* DATASET ROWS:
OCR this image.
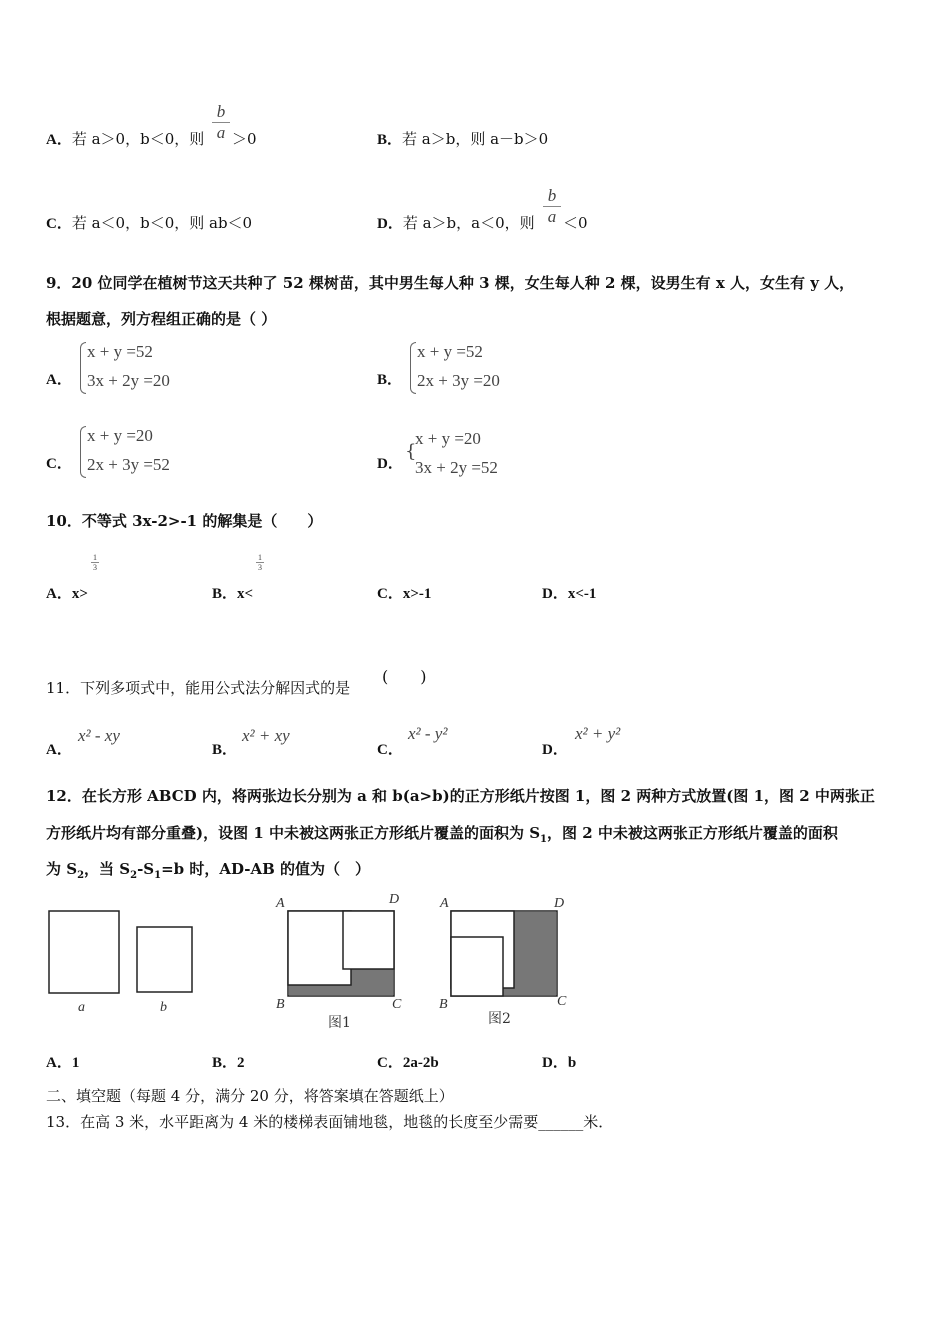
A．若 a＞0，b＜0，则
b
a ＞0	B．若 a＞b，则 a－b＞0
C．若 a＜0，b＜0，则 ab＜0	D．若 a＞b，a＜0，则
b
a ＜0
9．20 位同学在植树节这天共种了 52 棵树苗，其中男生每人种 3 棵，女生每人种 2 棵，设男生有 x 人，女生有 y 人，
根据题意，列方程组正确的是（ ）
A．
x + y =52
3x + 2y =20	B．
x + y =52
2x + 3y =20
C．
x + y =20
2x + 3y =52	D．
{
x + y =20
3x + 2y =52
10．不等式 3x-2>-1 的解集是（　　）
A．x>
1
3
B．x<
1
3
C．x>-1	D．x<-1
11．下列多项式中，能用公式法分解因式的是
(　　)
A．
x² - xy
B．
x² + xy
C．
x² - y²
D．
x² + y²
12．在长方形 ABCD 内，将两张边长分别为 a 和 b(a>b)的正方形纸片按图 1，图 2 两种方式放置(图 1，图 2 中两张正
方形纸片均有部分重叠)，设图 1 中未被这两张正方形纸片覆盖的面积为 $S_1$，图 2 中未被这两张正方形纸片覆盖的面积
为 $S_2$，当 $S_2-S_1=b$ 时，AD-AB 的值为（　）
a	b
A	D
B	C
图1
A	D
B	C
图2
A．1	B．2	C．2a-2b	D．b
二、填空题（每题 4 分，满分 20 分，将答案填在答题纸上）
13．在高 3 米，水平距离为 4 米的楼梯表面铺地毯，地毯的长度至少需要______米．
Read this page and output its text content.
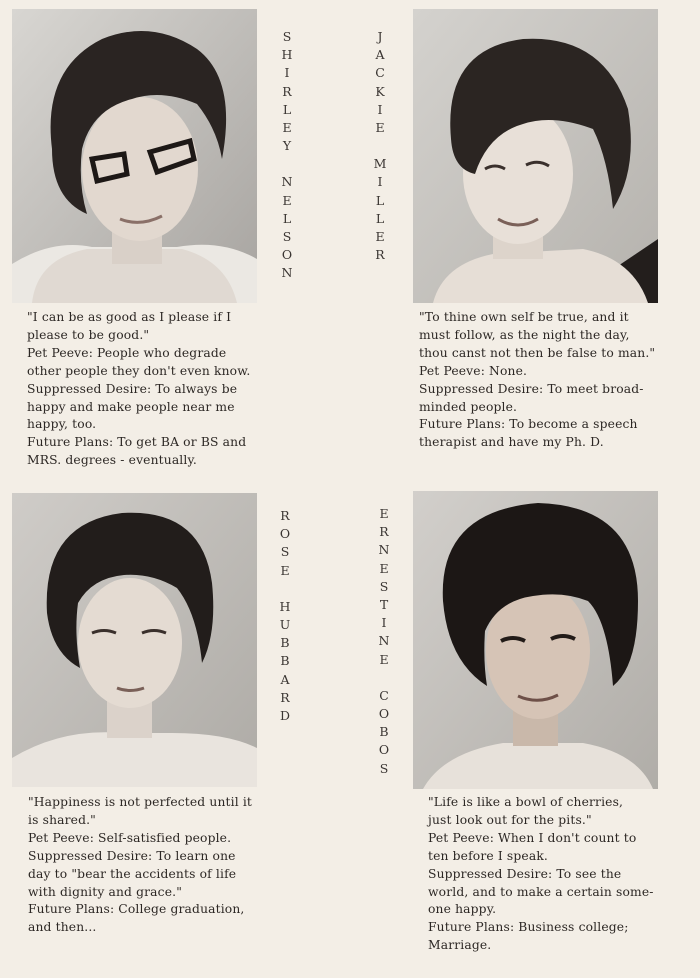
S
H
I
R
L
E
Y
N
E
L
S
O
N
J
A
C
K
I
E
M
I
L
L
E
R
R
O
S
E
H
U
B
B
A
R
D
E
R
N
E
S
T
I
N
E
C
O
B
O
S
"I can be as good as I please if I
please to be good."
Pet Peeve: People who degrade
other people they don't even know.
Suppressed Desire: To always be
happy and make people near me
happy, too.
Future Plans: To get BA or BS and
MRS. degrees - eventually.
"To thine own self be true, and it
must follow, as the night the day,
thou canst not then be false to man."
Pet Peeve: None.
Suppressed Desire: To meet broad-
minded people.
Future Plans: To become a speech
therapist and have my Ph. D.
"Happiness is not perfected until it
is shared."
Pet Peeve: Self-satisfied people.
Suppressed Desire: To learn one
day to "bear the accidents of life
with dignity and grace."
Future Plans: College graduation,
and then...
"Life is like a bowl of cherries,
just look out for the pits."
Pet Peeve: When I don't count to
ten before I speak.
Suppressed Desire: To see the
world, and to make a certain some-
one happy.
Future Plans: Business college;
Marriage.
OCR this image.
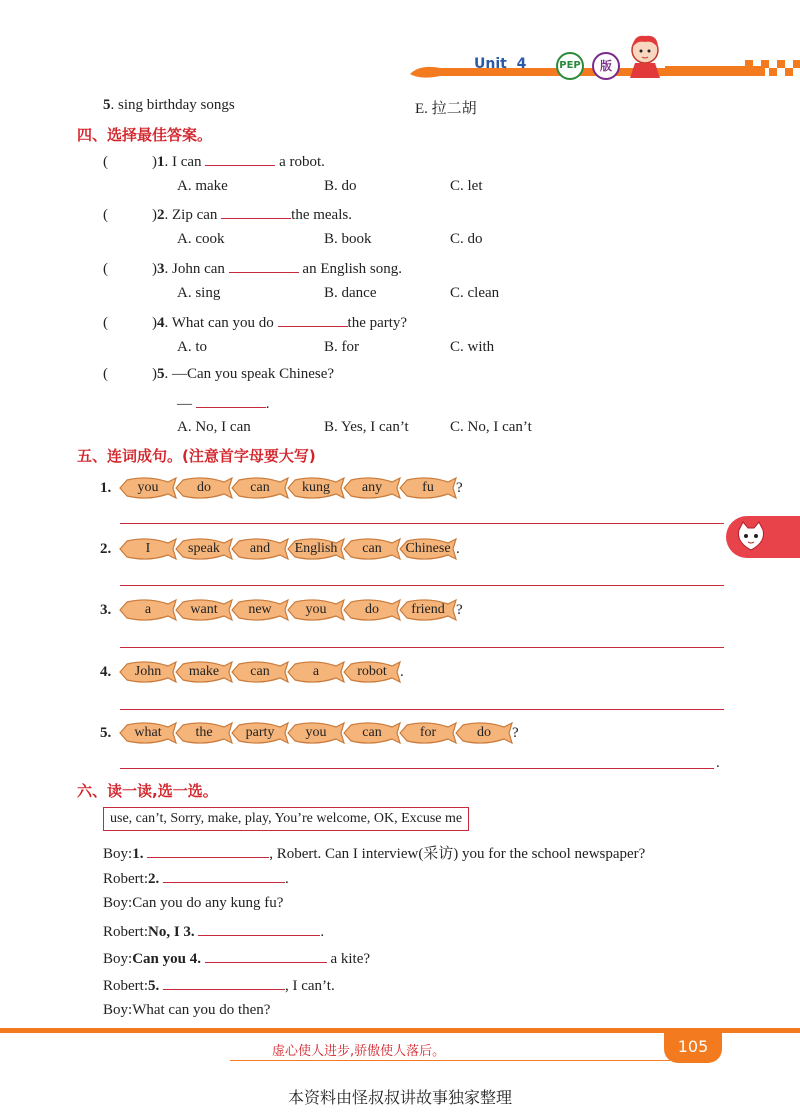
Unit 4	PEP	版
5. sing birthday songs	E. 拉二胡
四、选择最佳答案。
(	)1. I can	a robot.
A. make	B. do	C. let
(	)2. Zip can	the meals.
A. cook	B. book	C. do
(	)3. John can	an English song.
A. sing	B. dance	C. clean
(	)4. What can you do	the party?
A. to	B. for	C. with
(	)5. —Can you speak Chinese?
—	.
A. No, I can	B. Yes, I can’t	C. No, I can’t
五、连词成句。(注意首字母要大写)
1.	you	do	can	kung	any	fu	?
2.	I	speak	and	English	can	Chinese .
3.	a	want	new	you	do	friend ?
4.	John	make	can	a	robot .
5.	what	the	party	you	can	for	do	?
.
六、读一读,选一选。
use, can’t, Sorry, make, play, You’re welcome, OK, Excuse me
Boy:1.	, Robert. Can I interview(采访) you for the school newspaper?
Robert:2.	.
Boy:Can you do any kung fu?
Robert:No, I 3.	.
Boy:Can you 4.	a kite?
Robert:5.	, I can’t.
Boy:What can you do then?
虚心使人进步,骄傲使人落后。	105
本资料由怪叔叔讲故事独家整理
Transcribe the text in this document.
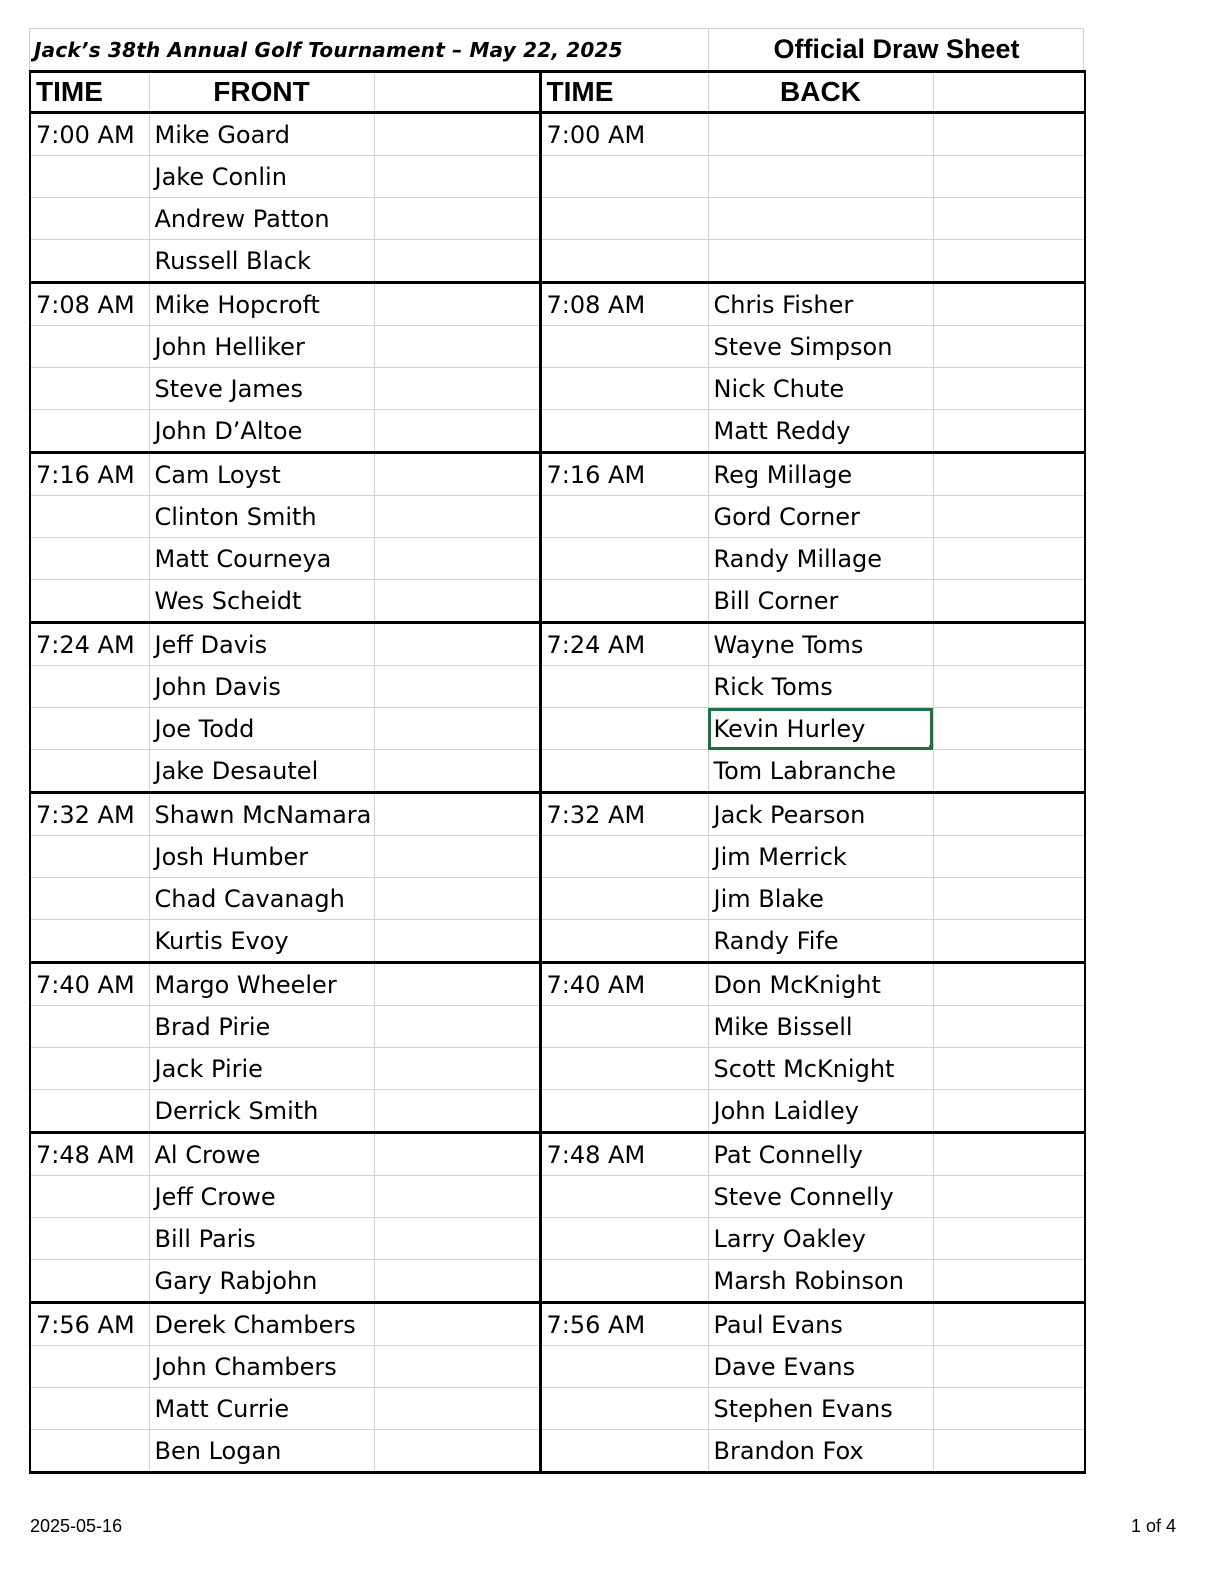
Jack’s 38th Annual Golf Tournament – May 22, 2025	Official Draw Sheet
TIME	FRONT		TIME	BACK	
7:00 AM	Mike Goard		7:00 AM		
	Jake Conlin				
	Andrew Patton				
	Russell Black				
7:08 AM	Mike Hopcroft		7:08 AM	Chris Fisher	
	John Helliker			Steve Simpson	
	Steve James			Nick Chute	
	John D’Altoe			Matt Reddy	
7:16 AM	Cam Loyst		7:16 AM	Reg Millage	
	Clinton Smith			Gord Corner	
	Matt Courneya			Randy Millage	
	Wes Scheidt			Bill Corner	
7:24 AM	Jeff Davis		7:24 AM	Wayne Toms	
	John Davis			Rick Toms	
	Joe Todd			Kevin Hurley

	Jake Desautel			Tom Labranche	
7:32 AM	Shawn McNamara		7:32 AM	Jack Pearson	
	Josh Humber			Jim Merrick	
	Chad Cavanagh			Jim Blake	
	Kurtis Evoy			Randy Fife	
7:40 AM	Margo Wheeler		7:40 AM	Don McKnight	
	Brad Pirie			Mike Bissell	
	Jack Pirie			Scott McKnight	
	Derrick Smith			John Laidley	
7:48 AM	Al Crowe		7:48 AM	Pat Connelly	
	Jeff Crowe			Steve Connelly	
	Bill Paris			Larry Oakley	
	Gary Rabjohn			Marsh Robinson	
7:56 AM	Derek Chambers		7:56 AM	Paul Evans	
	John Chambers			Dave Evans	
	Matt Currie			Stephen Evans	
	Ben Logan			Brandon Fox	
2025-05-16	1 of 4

* PROBLEM STATEMENT: Determine the number of lines where the string "Mike" occurs, and give that number only.

* WRITTEN RESPONSE: 3